### WHAT IS BEING ASKED:
All of the records listed below should be retyped exactly.

[Chart and figure data]
────
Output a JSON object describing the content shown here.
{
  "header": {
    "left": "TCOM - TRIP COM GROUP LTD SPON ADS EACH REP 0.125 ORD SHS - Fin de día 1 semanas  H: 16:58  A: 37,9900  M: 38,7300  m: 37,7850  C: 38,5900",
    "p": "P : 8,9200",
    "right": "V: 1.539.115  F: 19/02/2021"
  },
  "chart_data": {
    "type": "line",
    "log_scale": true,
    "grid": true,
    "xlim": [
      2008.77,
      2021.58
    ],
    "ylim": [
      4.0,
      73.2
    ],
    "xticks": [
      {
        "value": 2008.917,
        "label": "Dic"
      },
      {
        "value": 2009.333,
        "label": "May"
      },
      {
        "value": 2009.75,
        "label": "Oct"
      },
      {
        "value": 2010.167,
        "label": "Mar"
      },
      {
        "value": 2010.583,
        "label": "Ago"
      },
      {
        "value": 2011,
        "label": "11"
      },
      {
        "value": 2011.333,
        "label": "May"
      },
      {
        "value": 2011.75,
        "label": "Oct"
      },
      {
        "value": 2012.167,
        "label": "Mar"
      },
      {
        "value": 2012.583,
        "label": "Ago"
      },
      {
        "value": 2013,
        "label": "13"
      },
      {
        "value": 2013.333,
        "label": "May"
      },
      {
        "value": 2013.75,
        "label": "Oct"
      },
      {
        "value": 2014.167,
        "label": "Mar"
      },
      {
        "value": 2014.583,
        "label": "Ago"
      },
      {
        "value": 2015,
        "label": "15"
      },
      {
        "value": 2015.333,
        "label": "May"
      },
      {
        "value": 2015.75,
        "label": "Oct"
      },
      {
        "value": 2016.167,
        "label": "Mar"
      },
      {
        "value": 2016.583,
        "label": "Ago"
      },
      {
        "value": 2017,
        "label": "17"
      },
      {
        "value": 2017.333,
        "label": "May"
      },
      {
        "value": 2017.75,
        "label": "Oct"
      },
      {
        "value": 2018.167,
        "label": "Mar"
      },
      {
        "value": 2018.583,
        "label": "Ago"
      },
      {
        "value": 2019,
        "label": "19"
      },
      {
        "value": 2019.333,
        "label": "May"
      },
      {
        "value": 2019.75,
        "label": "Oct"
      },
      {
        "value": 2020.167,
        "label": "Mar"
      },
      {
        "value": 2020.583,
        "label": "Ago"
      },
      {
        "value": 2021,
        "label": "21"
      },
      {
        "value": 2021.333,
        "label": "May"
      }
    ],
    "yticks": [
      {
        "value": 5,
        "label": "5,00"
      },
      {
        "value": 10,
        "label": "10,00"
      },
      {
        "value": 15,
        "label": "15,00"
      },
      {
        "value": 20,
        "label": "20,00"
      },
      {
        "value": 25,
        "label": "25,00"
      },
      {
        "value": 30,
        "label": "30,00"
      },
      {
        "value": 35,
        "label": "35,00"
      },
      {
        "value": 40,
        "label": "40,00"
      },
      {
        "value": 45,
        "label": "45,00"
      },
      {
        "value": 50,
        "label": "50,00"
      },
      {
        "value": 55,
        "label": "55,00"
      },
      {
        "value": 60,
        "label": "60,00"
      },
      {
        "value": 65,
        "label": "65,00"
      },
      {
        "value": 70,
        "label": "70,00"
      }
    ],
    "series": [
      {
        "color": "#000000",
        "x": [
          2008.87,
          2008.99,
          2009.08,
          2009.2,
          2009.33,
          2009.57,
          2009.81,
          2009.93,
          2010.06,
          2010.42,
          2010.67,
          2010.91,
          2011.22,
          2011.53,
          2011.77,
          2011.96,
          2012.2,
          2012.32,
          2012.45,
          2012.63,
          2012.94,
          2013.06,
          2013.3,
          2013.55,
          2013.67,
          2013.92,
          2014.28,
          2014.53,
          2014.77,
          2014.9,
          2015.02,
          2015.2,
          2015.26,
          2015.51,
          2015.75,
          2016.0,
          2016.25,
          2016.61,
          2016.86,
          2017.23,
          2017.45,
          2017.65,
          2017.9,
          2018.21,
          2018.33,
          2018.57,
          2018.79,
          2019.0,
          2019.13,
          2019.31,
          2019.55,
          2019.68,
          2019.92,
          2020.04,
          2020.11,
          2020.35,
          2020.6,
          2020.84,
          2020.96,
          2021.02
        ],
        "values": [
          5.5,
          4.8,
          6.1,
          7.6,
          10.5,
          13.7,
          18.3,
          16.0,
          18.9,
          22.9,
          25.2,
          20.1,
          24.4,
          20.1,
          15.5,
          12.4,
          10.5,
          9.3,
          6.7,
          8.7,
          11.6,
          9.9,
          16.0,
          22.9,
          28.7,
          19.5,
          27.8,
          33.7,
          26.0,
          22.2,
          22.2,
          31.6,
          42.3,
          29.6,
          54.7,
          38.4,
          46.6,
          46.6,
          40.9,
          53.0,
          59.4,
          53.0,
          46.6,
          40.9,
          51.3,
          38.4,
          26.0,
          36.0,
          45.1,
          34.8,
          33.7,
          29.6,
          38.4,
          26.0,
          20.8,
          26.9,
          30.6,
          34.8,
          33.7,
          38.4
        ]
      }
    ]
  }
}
────
### WORKED ANSWER:
Output a JSON object describing the content shown here.
{
  "header": {
    "left": "TCOM - TRIP COM GROUP LTD SPON ADS EACH REP 0.125 ORD SHS - Fin de día 1 semanas  H: 16:58  A: 37,9900  M: 38,7300  m: 37,7850  C: 38,5900",
    "p": "P : 8,9200",
    "right": "V: 1.539.115  F: 19/02/2021"
  },
  "chart_data": {
    "type": "line",
    "log_scale": true,
    "grid": true,
    "xlim": [
      2008.77,
      2021.58
    ],
    "ylim": [
      4.0,
      73.2
    ],
    "xticks": [
      {
        "value": 2008.917,
        "label": "Dic"
      },
      {
        "value": 2009.333,
        "label": "May"
      },
      {
        "value": 2009.75,
        "label": "Oct"
      },
      {
        "value": 2010.167,
        "label": "Mar"
      },
      {
        "value": 2010.583,
        "label": "Ago"
      },
      {
        "value": 2011,
        "label": "11"
      },
      {
        "value": 2011.333,
        "label": "May"
      },
      {
        "value": 2011.75,
        "label": "Oct"
      },
      {
        "value": 2012.167,
        "label": "Mar"
      },
      {
        "value": 2012.583,
        "label": "Ago"
      },
      {
        "value": 2013,
        "label": "13"
      },
      {
        "value": 2013.333,
        "label": "May"
      },
      {
        "value": 2013.75,
        "label": "Oct"
      },
      {
        "value": 2014.167,
        "label": "Mar"
      },
      {
        "value": 2014.583,
        "label": "Ago"
      },
      {
        "value": 2015,
        "label": "15"
      },
      {
        "value": 2015.333,
        "label": "May"
      },
      {
        "value": 2015.75,
        "label": "Oct"
      },
      {
        "value": 2016.167,
        "label": "Mar"
      },
      {
        "value": 2016.583,
        "label": "Ago"
      },
      {
        "value": 2017,
        "label": "17"
      },
      {
        "value": 2017.333,
        "label": "May"
      },
      {
        "value": 2017.75,
        "label": "Oct"
      },
      {
        "value": 2018.167,
        "label": "Mar"
      },
      {
        "value": 2018.583,
        "label": "Ago"
      },
      {
        "value": 2019,
        "label": "19"
      },
      {
        "value": 2019.333,
        "label": "May"
      },
      {
        "value": 2019.75,
        "label": "Oct"
      },
      {
        "value": 2020.167,
        "label": "Mar"
      },
      {
        "value": 2020.583,
        "label": "Ago"
      },
      {
        "value": 2021,
        "label": "21"
      },
      {
        "value": 2021.333,
        "label": "May"
      }
    ],
    "yticks": [
      {
        "value": 5,
        "label": "5,00"
      },
      {
        "value": 10,
        "label": "10,00"
      },
      {
        "value": 15,
        "label": "15,00"
      },
      {
        "value": 20,
        "label": "20,00"
      },
      {
        "value": 25,
        "label": "25,00"
      },
      {
        "value": 30,
        "label": "30,00"
      },
      {
        "value": 35,
        "label": "35,00"
      },
      {
        "value": 40,
        "label": "40,00"
      },
      {
        "value": 45,
        "label": "45,00"
      },
      {
        "value": 50,
        "label": "50,00"
      },
      {
        "value": 55,
        "label": "55,00"
      },
      {
        "value": 60,
        "label": "60,00"
      },
      {
        "value": 65,
        "label": "65,00"
      },
      {
        "value": 70,
        "label": "70,00"
      }
    ],
    "series": [
      {
        "color": "#000000",
        "x": [
          2008.87,
          2008.99,
          2009.08,
          2009.2,
          2009.33,
          2009.57,
          2009.81,
          2009.93,
          2010.06,
          2010.42,
          2010.67,
          2010.91,
          2011.22,
          2011.53,
          2011.77,
          2011.96,
          2012.2,
          2012.32,
          2012.45,
          2012.63,
          2012.94,
          2013.06,
          2013.3,
          2013.55,
          2013.67,
          2013.92,
          2014.28,
          2014.53,
          2014.77,
          2014.9,
          2015.02,
          2015.2,
          2015.26,
          2015.51,
          2015.75,
          2016.0,
          2016.25,
          2016.61,
          2016.86,
          2017.23,
          2017.45,
          2017.65,
          2017.9,
          2018.21,
          2018.33,
          2018.57,
          2018.79,
          2019.0,
          2019.13,
          2019.31,
          2019.55,
          2019.68,
          2019.92,
          2020.04,
          2020.11,
          2020.35,
          2020.6,
          2020.84,
          2020.96,
          2021.02
        ],
        "values": [
          5.5,
          4.8,
          6.1,
          7.6,
          10.5,
          13.7,
          18.3,
          16.0,
          18.9,
          22.9,
          25.2,
          20.1,
          24.4,
          20.1,
          15.5,
          12.4,
          10.5,
          9.3,
          6.7,
          8.7,
          11.6,
          9.9,
          16.0,
          22.9,
          28.7,
          19.5,
          27.8,
          33.7,
          26.0,
          22.2,
          22.2,
          31.6,
          42.3,
          29.6,
          54.7,
          38.4,
          46.6,
          46.6,
          40.9,
          53.0,
          59.4,
          53.0,
          46.6,
          40.9,
          51.3,
          38.4,
          26.0,
          36.0,
          45.1,
          34.8,
          33.7,
          29.6,
          38.4,
          26.0,
          20.8,
          26.9,
          30.6,
          34.8,
          33.7,
          38.4
        ]
      }
    ]
  }
}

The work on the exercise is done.